WORK REQUIRED: From the entries below, copy out every line with "Equity" in it.

Raw records:
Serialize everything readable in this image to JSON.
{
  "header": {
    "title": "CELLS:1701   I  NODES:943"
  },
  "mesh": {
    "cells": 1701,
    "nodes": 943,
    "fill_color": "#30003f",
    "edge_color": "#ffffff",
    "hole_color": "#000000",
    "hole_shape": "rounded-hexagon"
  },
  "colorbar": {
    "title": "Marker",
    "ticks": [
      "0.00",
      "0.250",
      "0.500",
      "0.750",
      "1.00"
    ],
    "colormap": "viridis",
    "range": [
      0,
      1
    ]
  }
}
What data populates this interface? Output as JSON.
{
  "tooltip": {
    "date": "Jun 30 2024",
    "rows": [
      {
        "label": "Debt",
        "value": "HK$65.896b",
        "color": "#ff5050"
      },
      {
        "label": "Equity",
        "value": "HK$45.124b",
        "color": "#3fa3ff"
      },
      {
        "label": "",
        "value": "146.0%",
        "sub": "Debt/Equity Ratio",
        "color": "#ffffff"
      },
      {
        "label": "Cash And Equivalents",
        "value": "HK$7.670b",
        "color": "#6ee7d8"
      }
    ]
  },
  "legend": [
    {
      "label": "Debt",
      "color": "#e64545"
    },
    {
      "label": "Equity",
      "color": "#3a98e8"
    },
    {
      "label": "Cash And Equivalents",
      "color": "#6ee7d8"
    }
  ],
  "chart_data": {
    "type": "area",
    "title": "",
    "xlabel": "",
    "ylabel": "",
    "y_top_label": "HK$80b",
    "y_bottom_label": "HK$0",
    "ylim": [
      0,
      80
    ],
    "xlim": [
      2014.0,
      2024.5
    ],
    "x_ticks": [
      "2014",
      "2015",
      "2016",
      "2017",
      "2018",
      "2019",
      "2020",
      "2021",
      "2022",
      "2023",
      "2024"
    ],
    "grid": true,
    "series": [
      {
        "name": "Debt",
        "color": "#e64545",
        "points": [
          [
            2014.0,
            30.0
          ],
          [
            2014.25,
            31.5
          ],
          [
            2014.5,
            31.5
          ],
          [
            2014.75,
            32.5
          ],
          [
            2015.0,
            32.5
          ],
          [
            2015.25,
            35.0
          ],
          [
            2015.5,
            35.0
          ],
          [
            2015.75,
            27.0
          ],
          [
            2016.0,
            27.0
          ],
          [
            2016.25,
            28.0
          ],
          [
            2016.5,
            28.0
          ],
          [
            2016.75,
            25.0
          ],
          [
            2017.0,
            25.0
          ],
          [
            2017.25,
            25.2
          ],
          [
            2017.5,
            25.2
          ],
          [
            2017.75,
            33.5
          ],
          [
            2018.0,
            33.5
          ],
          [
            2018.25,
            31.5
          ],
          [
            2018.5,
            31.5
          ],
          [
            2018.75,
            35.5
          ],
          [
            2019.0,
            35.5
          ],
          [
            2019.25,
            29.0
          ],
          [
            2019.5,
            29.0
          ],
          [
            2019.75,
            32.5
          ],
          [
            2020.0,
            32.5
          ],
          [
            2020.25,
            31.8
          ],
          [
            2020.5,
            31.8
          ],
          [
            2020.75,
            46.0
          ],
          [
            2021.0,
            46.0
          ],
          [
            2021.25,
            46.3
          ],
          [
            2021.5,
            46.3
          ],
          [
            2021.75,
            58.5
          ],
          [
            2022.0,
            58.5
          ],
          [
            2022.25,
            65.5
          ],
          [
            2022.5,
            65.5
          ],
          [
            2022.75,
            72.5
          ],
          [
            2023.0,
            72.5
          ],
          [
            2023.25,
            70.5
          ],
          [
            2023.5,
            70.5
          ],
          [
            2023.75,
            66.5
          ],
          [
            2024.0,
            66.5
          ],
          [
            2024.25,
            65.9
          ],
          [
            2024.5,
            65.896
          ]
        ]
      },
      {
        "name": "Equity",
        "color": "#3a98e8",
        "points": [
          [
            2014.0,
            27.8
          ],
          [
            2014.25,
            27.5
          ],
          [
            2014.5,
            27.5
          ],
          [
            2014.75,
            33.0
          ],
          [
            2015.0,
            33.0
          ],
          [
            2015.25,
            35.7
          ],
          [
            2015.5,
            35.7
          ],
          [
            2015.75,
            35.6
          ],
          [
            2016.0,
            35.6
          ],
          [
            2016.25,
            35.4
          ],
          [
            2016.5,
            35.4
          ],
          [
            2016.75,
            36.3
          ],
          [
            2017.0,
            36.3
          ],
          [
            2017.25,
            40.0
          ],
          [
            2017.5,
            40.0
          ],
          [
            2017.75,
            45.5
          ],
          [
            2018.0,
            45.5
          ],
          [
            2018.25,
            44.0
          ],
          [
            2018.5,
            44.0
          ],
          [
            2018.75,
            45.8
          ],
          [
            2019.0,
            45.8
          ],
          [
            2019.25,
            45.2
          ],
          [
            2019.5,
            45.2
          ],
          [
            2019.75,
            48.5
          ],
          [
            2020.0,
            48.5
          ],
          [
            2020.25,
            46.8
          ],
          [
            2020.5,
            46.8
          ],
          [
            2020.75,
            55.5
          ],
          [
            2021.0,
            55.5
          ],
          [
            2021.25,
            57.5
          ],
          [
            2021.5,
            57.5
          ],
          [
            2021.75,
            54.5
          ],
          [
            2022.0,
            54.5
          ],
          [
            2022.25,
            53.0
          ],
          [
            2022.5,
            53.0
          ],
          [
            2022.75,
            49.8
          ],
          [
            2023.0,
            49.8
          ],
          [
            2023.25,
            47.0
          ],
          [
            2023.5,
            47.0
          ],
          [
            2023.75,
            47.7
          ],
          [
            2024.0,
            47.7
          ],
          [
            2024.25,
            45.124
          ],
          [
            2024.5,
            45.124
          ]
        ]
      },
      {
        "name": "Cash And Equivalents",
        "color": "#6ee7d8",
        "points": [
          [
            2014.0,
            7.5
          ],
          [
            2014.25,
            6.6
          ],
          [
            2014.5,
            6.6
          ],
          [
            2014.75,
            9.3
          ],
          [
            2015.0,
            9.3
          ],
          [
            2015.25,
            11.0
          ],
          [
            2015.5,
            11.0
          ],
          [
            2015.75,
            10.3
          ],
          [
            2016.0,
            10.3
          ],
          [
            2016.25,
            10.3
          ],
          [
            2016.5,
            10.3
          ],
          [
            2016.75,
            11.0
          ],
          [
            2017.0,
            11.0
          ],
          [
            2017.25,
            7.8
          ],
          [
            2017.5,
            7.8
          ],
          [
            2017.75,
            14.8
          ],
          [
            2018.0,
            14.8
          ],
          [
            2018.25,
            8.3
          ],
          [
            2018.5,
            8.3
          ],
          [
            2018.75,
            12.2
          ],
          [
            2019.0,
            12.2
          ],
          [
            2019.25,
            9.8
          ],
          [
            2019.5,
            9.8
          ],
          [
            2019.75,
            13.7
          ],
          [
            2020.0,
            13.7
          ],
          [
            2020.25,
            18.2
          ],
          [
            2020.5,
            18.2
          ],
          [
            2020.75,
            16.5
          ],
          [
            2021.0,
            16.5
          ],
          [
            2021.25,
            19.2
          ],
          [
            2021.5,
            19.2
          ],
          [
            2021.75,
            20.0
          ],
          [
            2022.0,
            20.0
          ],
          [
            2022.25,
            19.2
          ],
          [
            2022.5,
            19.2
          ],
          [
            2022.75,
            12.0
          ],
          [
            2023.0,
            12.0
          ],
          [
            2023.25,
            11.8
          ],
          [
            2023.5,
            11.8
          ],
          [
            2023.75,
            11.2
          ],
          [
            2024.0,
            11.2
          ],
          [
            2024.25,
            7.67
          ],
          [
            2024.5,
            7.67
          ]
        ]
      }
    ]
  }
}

CORRECT ANSWER:
        "label": "Equity",
        "sub": "Debt/Equity Ratio",
      "label": "Equity",
        "name": "Equity",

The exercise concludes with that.